- **What to do**: Leave out any picture and return the remaining listing below exactly as given.

______________________________

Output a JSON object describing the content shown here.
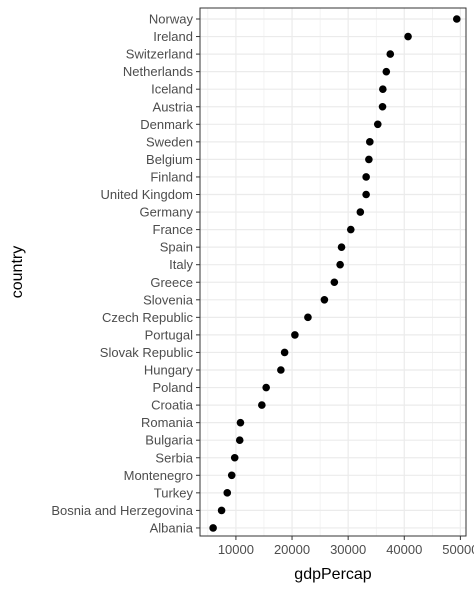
{
  "chart_data": {
    "type": "scatter",
    "title": "",
    "xlabel": "gdpPercap",
    "ylabel": "country",
    "xlim": [
      5000,
      50000
    ],
    "xticks": [
      10000,
      20000,
      30000,
      40000,
      50000
    ],
    "xtick_labels": [
      "10000",
      "20000",
      "30000",
      "40000",
      "50000"
    ],
    "grid": true,
    "legend": "none",
    "point_color": "#000000",
    "categories": [
      "Albania",
      "Bosnia and Herzegovina",
      "Turkey",
      "Montenegro",
      "Serbia",
      "Bulgaria",
      "Romania",
      "Croatia",
      "Poland",
      "Hungary",
      "Slovak Republic",
      "Portugal",
      "Czech Republic",
      "Slovenia",
      "Greece",
      "Italy",
      "Spain",
      "France",
      "Germany",
      "United Kingdom",
      "Finland",
      "Belgium",
      "Sweden",
      "Denmark",
      "Austria",
      "Iceland",
      "Netherlands",
      "Switzerland",
      "Ireland",
      "Norway"
    ],
    "values": [
      5937,
      7446,
      8458,
      9254,
      9787,
      10681,
      10808,
      14619,
      15390,
      18009,
      18678,
      20510,
      22833,
      25768,
      27538,
      28570,
      28821,
      30470,
      32170,
      33203,
      33207,
      33693,
      33860,
      35278,
      36126,
      36181,
      36798,
      37506,
      40676,
      49357
    ]
  }
}
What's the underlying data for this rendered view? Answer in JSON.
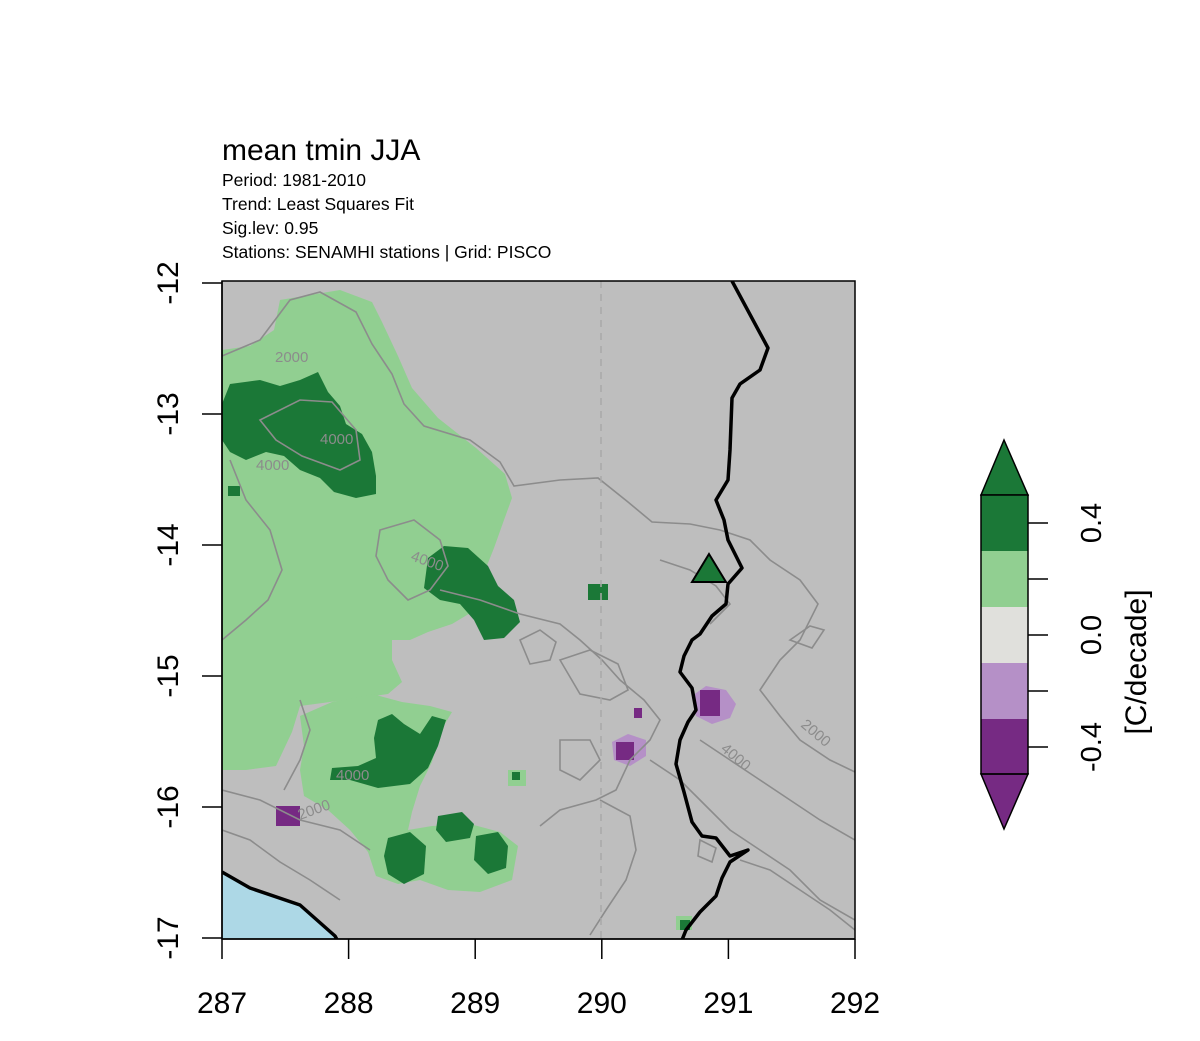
{
  "header": {
    "title": "mean tmin JJA",
    "period": "Period: 1981-2010",
    "trend": "Trend:  Least Squares Fit",
    "siglev": "Sig.lev: 0.95",
    "stations": "Stations: SENAMHI stations | Grid: PISCO"
  },
  "map": {
    "x_ticks": [
      "287",
      "288",
      "289",
      "290",
      "291",
      "292"
    ],
    "y_ticks": [
      "-12",
      "-13",
      "-14",
      "-15",
      "-16",
      "-17"
    ],
    "xlim": [
      287,
      292
    ],
    "ylim": [
      -17,
      -12
    ],
    "background_color": "#bebebe",
    "ocean_color": "#add8e6",
    "contour_color": "#8c8c8c",
    "contour_labels": [
      "2000",
      "4000",
      "4000",
      "4000",
      "2000",
      "4000",
      "4000",
      "2000"
    ],
    "dashed_meridian": 290,
    "station_marker": {
      "lon": 290.85,
      "lat": -14.2,
      "shape": "triangle",
      "color": "#1b7837"
    }
  },
  "legend": {
    "unit_label": "[C/decade]",
    "tick_labels": [
      "0.4",
      "0.0",
      "-0.4"
    ],
    "colors": {
      "strong_positive": "#1b7837",
      "positive": "#91cf91",
      "neutral": "#e0e0dc",
      "negative": "#b590c7",
      "strong_negative": "#762a83"
    }
  }
}
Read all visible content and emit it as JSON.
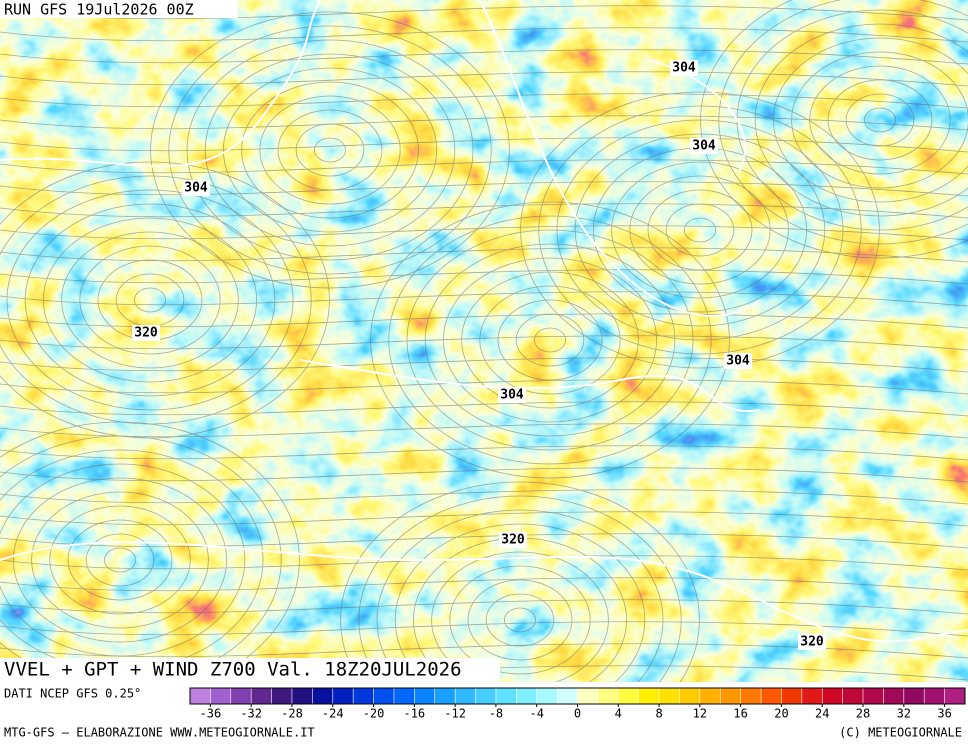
{
  "header": {
    "run": "RUN GFS 19Jul2026 00Z"
  },
  "map": {
    "title": "VVEL + GPT + WIND Z700 Val. 18Z20JUL2026",
    "contour_labels": [
      304,
      304,
      304,
      304,
      304,
      320,
      320,
      320
    ]
  },
  "colorbar": {
    "source": "DATI NCEP GFS 0.25°",
    "range": [
      -38,
      38
    ],
    "ticks": [
      -36,
      -32,
      -28,
      -24,
      -20,
      -16,
      -12,
      -8,
      -4,
      0,
      4,
      8,
      12,
      16,
      20,
      24,
      28,
      32,
      36
    ],
    "colors": [
      "#c080e0",
      "#a060d0",
      "#8040b0",
      "#602890",
      "#401880",
      "#201080",
      "#0810a0",
      "#0020c0",
      "#0038e0",
      "#0050f0",
      "#0068ff",
      "#0a84ff",
      "#1aa0ff",
      "#30b8ff",
      "#48ccff",
      "#60e0ff",
      "#80f0ff",
      "#a8f8ff",
      "#d0ffff",
      "#ffffc0",
      "#ffff80",
      "#ffff40",
      "#fff000",
      "#ffe000",
      "#ffcc00",
      "#ffb000",
      "#ff9800",
      "#ff7800",
      "#ff5800",
      "#f03800",
      "#e01818",
      "#d00828",
      "#c00838",
      "#b00848",
      "#a00858",
      "#900860",
      "#a01070",
      "#b02080"
    ]
  },
  "footer": {
    "left": "MTG-GFS – ELABORAZIONE WWW.METEOGIORNALE.IT",
    "right": "(C) METEOGIORNALE"
  }
}
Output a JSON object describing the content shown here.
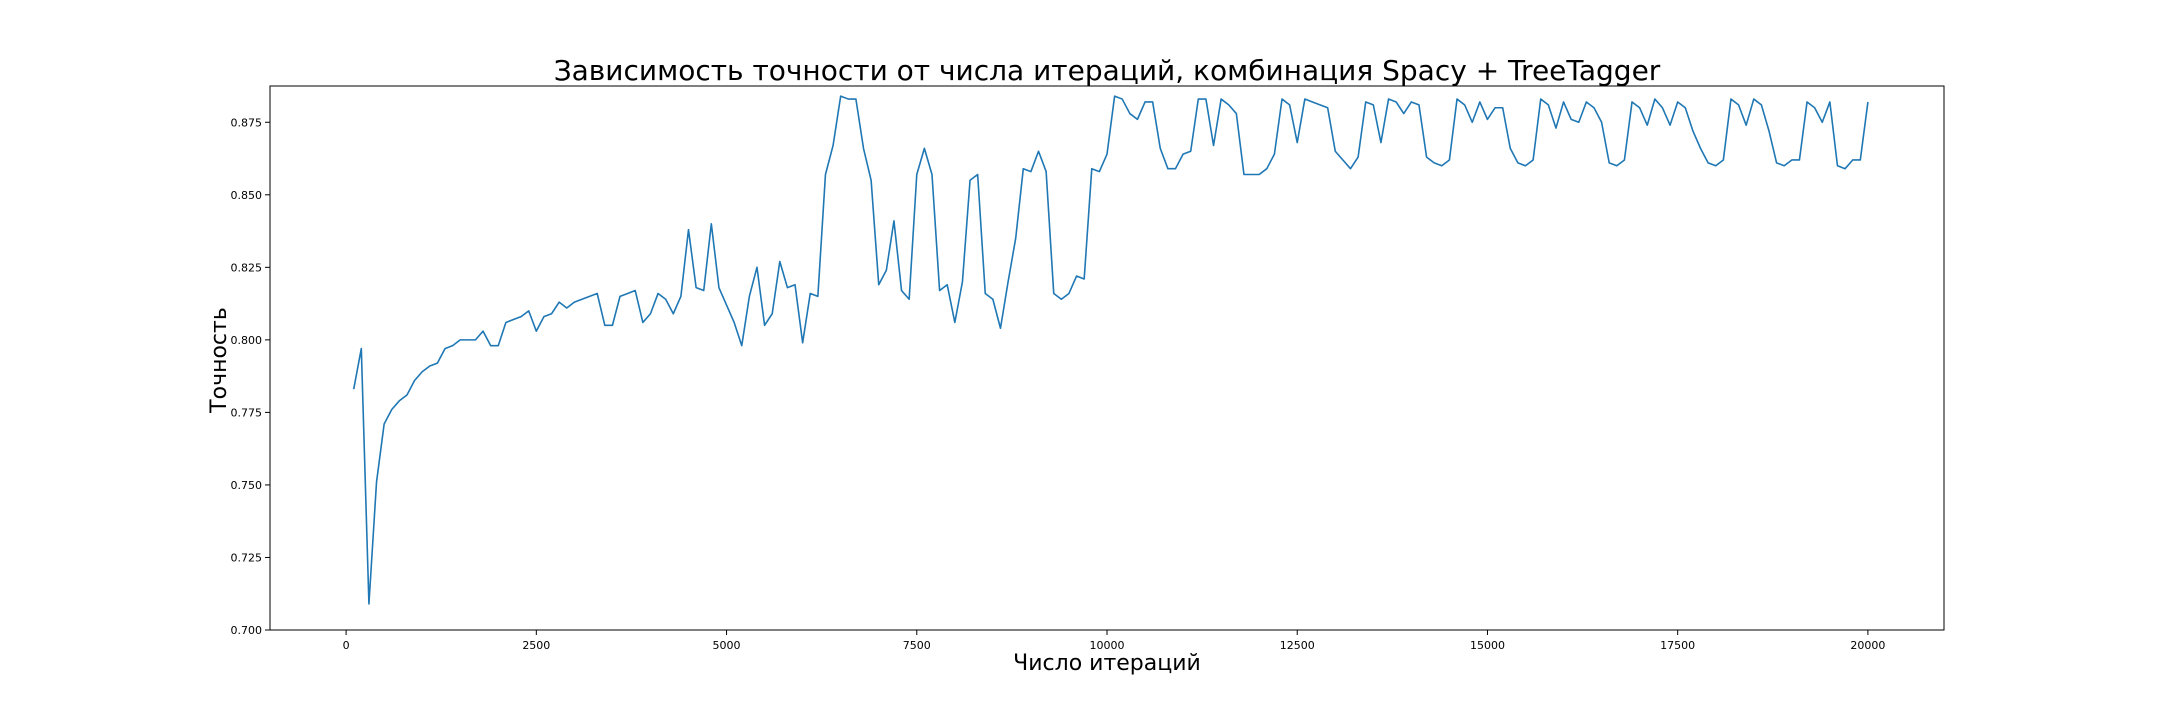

______________________________

- **Completed exercise**:
Output a JSON object describing the content shown here.
{
  "chart_data": {
    "type": "scatter",
    "title": "",
    "xlabel": "gdpPercap",
    "ylabel": "country",
    "xlim": [
      5000,
      50000
    ],
    "xticks": [
      10000,
      20000,
      30000,
      40000,
      50000
    ],
    "xtick_labels": [
      "10000",
      "20000",
      "30000",
      "40000",
      "50000"
    ],
    "grid": true,
    "legend": "none",
    "point_color": "#000000",
    "categories": [
      "Albania",
      "Bosnia and Herzegovina",
      "Turkey",
      "Montenegro",
      "Serbia",
      "Bulgaria",
      "Romania",
      "Croatia",
      "Poland",
      "Hungary",
      "Slovak Republic",
      "Portugal",
      "Czech Republic",
      "Slovenia",
      "Greece",
      "Italy",
      "Spain",
      "France",
      "Germany",
      "United Kingdom",
      "Finland",
      "Belgium",
      "Sweden",
      "Denmark",
      "Austria",
      "Iceland",
      "Netherlands",
      "Switzerland",
      "Ireland",
      "Norway"
    ],
    "values": [
      5937,
      7446,
      8458,
      9254,
      9787,
      10681,
      10808,
      14619,
      15390,
      18009,
      18678,
      20510,
      22833,
      25768,
      27538,
      28570,
      28821,
      30470,
      32170,
      33203,
      33207,
      33693,
      33860,
      35278,
      36126,
      36181,
      36798,
      37506,
      40676,
      49357
    ]
  }
}
What's the underlying data for this rendered view? Answer in JSON.
{
  "header": {
    "title": "mean tmin JJA",
    "period": "Period: 1981-2010",
    "trend": "Trend:  Least Squares Fit",
    "siglev": "Sig.lev: 0.95",
    "stations": "Stations: SENAMHI stations | Grid: PISCO"
  },
  "map": {
    "x_ticks": [
      "287",
      "288",
      "289",
      "290",
      "291",
      "292"
    ],
    "y_ticks": [
      "-12",
      "-13",
      "-14",
      "-15",
      "-16",
      "-17"
    ],
    "xlim": [
      287,
      292
    ],
    "ylim": [
      -17,
      -12
    ],
    "background_color": "#bebebe",
    "ocean_color": "#add8e6",
    "contour_color": "#8c8c8c",
    "contour_labels": [
      "2000",
      "4000",
      "4000",
      "4000",
      "2000",
      "4000",
      "4000",
      "2000"
    ],
    "dashed_meridian": 290,
    "station_marker": {
      "lon": 290.85,
      "lat": -14.2,
      "shape": "triangle",
      "color": "#1b7837"
    }
  },
  "legend": {
    "unit_label": "[C/decade]",
    "tick_labels": [
      "0.4",
      "0.0",
      "-0.4"
    ],
    "colors": {
      "strong_positive": "#1b7837",
      "positive": "#91cf91",
      "neutral": "#e0e0dc",
      "negative": "#b590c7",
      "strong_negative": "#762a83"
    }
  }
}
Read all visible content and emit it as JSON.
{
  "header": {
    "run": "RUN GFS 19Jul2026 00Z"
  },
  "map": {
    "title": "VVEL + GPT + WIND Z700 Val. 18Z20JUL2026",
    "contour_labels": [
      304,
      304,
      304,
      304,
      304,
      320,
      320,
      320
    ]
  },
  "colorbar": {
    "source": "DATI NCEP GFS 0.25°",
    "range": [
      -38,
      38
    ],
    "ticks": [
      -36,
      -32,
      -28,
      -24,
      -20,
      -16,
      -12,
      -8,
      -4,
      0,
      4,
      8,
      12,
      16,
      20,
      24,
      28,
      32,
      36
    ],
    "colors": [
      "#c080e0",
      "#a060d0",
      "#8040b0",
      "#602890",
      "#401880",
      "#201080",
      "#0810a0",
      "#0020c0",
      "#0038e0",
      "#0050f0",
      "#0068ff",
      "#0a84ff",
      "#1aa0ff",
      "#30b8ff",
      "#48ccff",
      "#60e0ff",
      "#80f0ff",
      "#a8f8ff",
      "#d0ffff",
      "#ffffc0",
      "#ffff80",
      "#ffff40",
      "#fff000",
      "#ffe000",
      "#ffcc00",
      "#ffb000",
      "#ff9800",
      "#ff7800",
      "#ff5800",
      "#f03800",
      "#e01818",
      "#d00828",
      "#c00838",
      "#b00848",
      "#a00858",
      "#900860",
      "#a01070",
      "#b02080"
    ]
  },
  "footer": {
    "left": "MTG-GFS – ELABORAZIONE WWW.METEOGIORNALE.IT",
    "right": "(C) METEOGIORNALE"
  }
}
Output a JSON object describing the content shown here.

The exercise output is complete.